= Set exercise =
Below are records. Copy every line with "title" in it.

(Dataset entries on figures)
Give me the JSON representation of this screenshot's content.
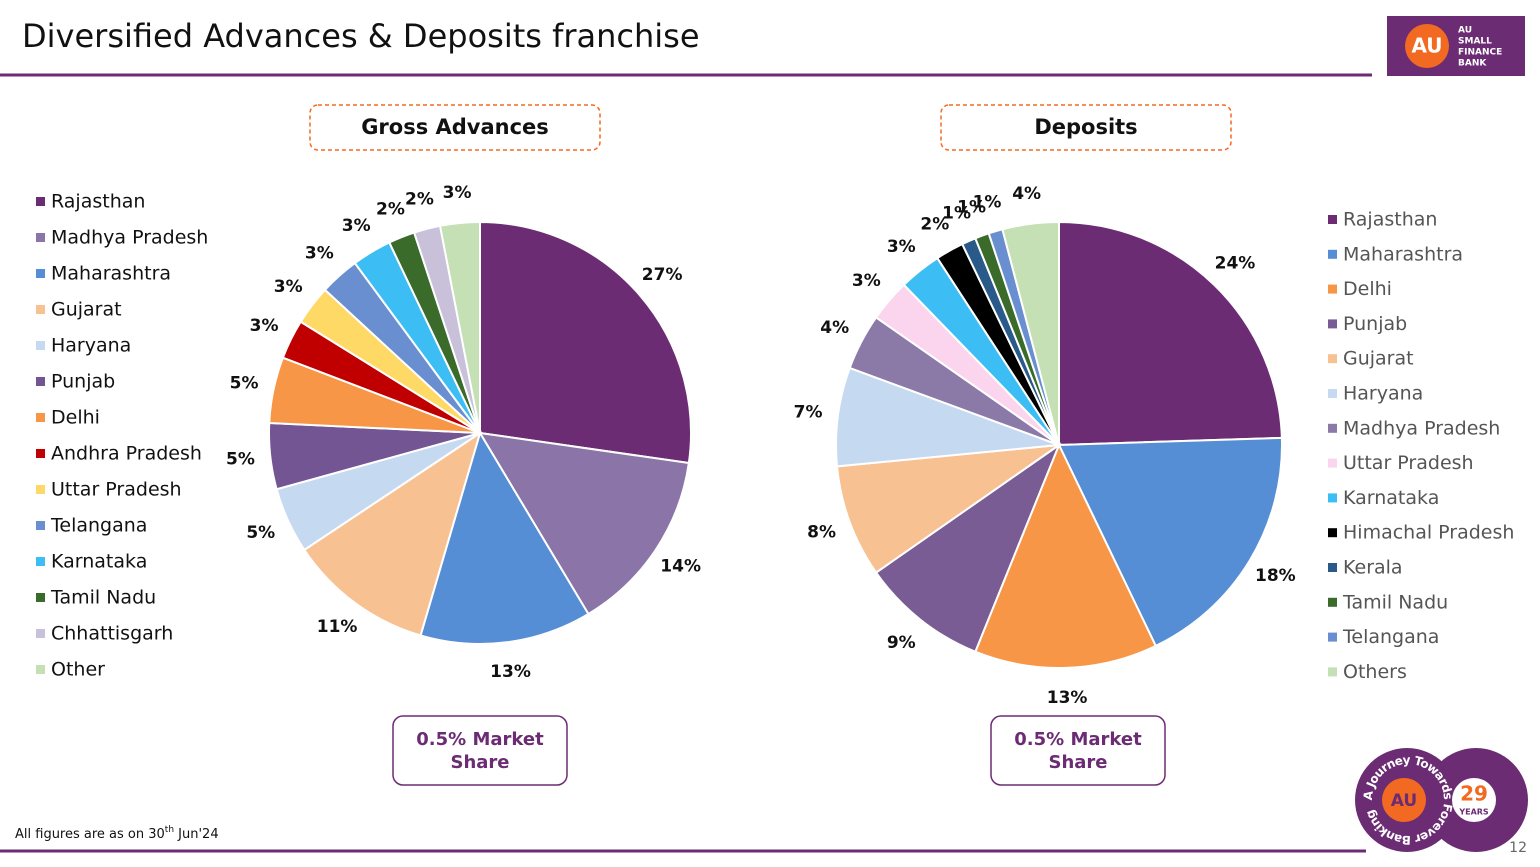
{
  "page": {
    "title": "Diversified Advances & Deposits franchise",
    "logo": {
      "mark": "AU",
      "lines": [
        "AU",
        "SMALL",
        "FINANCE",
        "BANK"
      ]
    },
    "footnote": {
      "text": "All figures are as on 30",
      "sup": "th",
      "rest": " Jun'24"
    },
    "page_number": "12",
    "badge": {
      "mark": "AU",
      "years": "29",
      "years_label": "YEARS",
      "motto": "A Journey Towards Forever Banking"
    }
  },
  "chart_data": [
    {
      "type": "pie",
      "title": "Gross Advances",
      "annotation": [
        "0.5% Market",
        "Share"
      ],
      "legend": "left",
      "categories": [
        "Rajasthan",
        "Madhya Pradesh",
        "Maharashtra",
        "Gujarat",
        "Haryana",
        "Punjab",
        "Delhi",
        "Andhra Pradesh",
        "Uttar Pradesh",
        "Telangana",
        "Karnataka",
        "Tamil Nadu",
        "Chhattisgarh",
        "Other"
      ],
      "values": [
        27,
        14,
        13,
        11,
        5,
        5,
        5,
        3,
        3,
        3,
        3,
        2,
        2,
        3
      ],
      "value_labels": [
        "27%",
        "14%",
        "13%",
        "11%",
        "5%",
        "5%",
        "5%",
        "3%",
        "3%",
        "3%",
        "3%",
        "2%",
        "2%",
        "3%"
      ],
      "colors": [
        "#6b2c74",
        "#8b75a8",
        "#558ed5",
        "#f8c192",
        "#c5d9f1",
        "#725592",
        "#f79646",
        "#c00000",
        "#ffd966",
        "#6a8fd0",
        "#3cbef5",
        "#3a6b2a",
        "#c9c0da",
        "#c4e0b4"
      ]
    },
    {
      "type": "pie",
      "title": "Deposits",
      "annotation": [
        "0.5% Market",
        "Share"
      ],
      "legend": "right",
      "categories": [
        "Rajasthan",
        "Maharashtra",
        "Delhi",
        "Punjab",
        "Gujarat",
        "Haryana",
        "Madhya Pradesh",
        "Uttar Pradesh",
        "Karnataka",
        "Himachal Pradesh",
        "Kerala",
        "Tamil Nadu",
        "Telangana",
        "Others"
      ],
      "values": [
        24,
        18,
        13,
        9,
        8,
        7,
        4,
        3,
        3,
        2,
        1,
        1,
        1,
        4
      ],
      "value_labels": [
        "24%",
        "18%",
        "13%",
        "9%",
        "8%",
        "7%",
        "4%",
        "3%",
        "3%",
        "2%",
        "1%",
        "1%",
        "1%",
        "4%"
      ],
      "colors": [
        "#6b2c74",
        "#558ed5",
        "#f79646",
        "#7a5c94",
        "#f8c192",
        "#c5d9f1",
        "#8b79a8",
        "#fbd5ee",
        "#3cbef5",
        "#000000",
        "#2a5a8a",
        "#3a6b2a",
        "#6a8fd0",
        "#c4e0b4"
      ]
    }
  ]
}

= Result of this task =
    "title": "Diversified Advances & Deposits franchise",
      "title": "Gross Advances",
      "title": "Deposits",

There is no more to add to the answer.